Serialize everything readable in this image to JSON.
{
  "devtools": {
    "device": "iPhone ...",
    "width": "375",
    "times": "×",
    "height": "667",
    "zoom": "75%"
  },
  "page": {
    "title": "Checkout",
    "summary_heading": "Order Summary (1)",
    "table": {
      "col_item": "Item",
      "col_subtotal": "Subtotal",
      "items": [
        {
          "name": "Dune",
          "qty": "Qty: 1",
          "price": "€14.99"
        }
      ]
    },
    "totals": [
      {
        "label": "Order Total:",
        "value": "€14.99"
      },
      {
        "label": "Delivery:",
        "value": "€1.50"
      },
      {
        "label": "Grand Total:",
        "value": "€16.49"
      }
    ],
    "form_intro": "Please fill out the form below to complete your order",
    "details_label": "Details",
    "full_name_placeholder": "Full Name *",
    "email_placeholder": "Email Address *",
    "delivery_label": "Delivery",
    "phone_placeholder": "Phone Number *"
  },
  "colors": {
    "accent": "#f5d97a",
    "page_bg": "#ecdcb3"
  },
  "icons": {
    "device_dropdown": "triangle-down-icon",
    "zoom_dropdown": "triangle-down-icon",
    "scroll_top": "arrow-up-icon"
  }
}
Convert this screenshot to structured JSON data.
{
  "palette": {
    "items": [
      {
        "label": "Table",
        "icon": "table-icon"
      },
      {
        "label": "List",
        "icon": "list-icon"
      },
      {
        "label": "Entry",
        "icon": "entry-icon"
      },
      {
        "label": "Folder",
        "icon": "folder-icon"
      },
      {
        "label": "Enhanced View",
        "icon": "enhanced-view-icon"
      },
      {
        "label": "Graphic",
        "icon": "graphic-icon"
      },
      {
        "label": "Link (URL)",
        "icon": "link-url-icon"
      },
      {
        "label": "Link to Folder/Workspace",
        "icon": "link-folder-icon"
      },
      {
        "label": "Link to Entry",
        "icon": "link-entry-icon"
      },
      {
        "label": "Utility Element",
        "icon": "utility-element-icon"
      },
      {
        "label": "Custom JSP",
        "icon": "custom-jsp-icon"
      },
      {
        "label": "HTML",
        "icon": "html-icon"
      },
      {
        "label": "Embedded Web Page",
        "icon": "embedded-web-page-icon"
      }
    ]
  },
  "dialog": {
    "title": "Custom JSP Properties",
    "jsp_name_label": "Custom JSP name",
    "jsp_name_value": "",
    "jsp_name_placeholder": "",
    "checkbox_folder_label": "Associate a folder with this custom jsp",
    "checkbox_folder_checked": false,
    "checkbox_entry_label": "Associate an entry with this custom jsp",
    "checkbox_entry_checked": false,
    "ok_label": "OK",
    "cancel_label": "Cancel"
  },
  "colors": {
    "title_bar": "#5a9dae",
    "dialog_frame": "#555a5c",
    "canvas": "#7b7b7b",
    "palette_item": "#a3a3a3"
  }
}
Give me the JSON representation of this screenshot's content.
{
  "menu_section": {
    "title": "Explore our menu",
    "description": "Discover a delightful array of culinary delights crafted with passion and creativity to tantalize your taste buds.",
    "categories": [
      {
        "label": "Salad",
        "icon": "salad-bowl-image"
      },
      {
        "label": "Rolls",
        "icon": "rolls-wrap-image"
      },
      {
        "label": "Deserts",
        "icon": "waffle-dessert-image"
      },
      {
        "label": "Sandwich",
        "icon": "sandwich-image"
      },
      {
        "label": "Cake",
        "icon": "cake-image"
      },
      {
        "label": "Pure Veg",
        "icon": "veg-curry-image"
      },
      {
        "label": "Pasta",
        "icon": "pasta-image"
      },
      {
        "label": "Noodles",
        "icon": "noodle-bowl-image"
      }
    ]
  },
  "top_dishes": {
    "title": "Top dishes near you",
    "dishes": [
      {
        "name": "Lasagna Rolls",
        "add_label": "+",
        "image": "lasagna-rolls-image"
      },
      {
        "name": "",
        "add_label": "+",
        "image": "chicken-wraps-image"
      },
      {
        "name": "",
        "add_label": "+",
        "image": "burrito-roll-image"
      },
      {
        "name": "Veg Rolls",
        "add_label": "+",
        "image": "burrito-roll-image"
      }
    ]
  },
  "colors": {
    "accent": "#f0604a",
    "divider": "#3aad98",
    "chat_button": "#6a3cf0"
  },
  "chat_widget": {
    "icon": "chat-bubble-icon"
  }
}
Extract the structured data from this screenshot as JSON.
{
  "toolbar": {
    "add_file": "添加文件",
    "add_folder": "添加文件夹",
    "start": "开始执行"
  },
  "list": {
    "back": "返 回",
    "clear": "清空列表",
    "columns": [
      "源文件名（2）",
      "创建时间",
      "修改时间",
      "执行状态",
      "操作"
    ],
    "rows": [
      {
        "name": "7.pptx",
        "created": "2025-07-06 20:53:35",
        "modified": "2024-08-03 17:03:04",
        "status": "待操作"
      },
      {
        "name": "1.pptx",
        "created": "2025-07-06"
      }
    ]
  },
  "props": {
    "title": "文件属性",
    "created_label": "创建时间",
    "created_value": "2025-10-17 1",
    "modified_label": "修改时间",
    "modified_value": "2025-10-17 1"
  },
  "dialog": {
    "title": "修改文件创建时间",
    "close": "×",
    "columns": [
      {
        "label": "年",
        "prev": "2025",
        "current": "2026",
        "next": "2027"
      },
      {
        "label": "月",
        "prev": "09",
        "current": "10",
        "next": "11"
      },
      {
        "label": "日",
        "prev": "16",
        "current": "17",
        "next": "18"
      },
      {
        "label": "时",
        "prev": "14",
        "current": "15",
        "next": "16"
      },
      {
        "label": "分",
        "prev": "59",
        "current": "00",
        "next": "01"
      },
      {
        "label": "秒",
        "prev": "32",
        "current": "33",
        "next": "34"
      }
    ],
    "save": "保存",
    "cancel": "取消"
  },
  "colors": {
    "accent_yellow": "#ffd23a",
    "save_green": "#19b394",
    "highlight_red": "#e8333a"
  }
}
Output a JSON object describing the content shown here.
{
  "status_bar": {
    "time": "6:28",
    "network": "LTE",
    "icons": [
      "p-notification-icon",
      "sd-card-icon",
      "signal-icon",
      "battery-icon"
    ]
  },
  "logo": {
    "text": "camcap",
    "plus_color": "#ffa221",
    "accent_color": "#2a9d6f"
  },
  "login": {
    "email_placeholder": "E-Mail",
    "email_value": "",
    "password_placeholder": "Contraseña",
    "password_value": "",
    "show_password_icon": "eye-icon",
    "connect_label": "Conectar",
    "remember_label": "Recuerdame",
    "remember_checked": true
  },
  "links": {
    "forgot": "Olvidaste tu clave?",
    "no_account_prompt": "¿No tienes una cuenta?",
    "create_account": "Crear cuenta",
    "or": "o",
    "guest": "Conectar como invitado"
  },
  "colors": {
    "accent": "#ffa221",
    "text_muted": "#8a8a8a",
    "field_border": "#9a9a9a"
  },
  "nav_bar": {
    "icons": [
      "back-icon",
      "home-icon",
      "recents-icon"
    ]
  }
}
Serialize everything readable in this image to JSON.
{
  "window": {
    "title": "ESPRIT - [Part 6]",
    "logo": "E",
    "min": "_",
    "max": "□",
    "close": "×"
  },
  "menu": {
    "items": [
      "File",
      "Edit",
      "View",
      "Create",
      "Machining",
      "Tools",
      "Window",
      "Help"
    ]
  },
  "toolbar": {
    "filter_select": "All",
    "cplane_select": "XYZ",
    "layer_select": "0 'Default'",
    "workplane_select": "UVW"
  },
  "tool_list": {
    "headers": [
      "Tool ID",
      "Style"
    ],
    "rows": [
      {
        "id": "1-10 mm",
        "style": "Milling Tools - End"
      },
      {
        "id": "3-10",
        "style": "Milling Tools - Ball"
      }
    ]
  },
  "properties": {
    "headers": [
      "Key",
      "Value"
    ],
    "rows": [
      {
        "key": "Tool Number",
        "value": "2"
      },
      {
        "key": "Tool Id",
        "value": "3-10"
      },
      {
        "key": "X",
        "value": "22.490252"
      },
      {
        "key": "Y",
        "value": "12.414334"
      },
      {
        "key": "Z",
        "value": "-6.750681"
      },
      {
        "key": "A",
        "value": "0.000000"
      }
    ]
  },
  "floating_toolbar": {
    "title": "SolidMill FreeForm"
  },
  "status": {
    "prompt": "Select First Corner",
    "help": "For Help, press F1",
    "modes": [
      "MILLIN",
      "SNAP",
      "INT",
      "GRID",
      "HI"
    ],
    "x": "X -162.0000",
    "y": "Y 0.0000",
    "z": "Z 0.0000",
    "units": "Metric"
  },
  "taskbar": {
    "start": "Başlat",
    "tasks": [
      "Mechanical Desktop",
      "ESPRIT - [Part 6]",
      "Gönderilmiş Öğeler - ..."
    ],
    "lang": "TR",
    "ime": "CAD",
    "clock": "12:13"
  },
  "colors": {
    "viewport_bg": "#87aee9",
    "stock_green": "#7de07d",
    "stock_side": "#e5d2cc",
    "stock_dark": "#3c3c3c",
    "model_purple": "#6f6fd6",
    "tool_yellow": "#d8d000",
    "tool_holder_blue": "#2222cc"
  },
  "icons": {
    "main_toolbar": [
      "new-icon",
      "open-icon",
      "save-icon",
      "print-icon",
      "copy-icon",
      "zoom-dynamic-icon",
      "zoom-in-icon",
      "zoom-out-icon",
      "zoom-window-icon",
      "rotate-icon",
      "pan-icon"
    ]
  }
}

# # # # # # #

== TASK GOAL ==
Wherever a line in the data above holds "Milling", copy that line.

== RIGHT ANSWER ==
        "style": "Milling Tools - End"
        "style": "Milling Tools - Ball"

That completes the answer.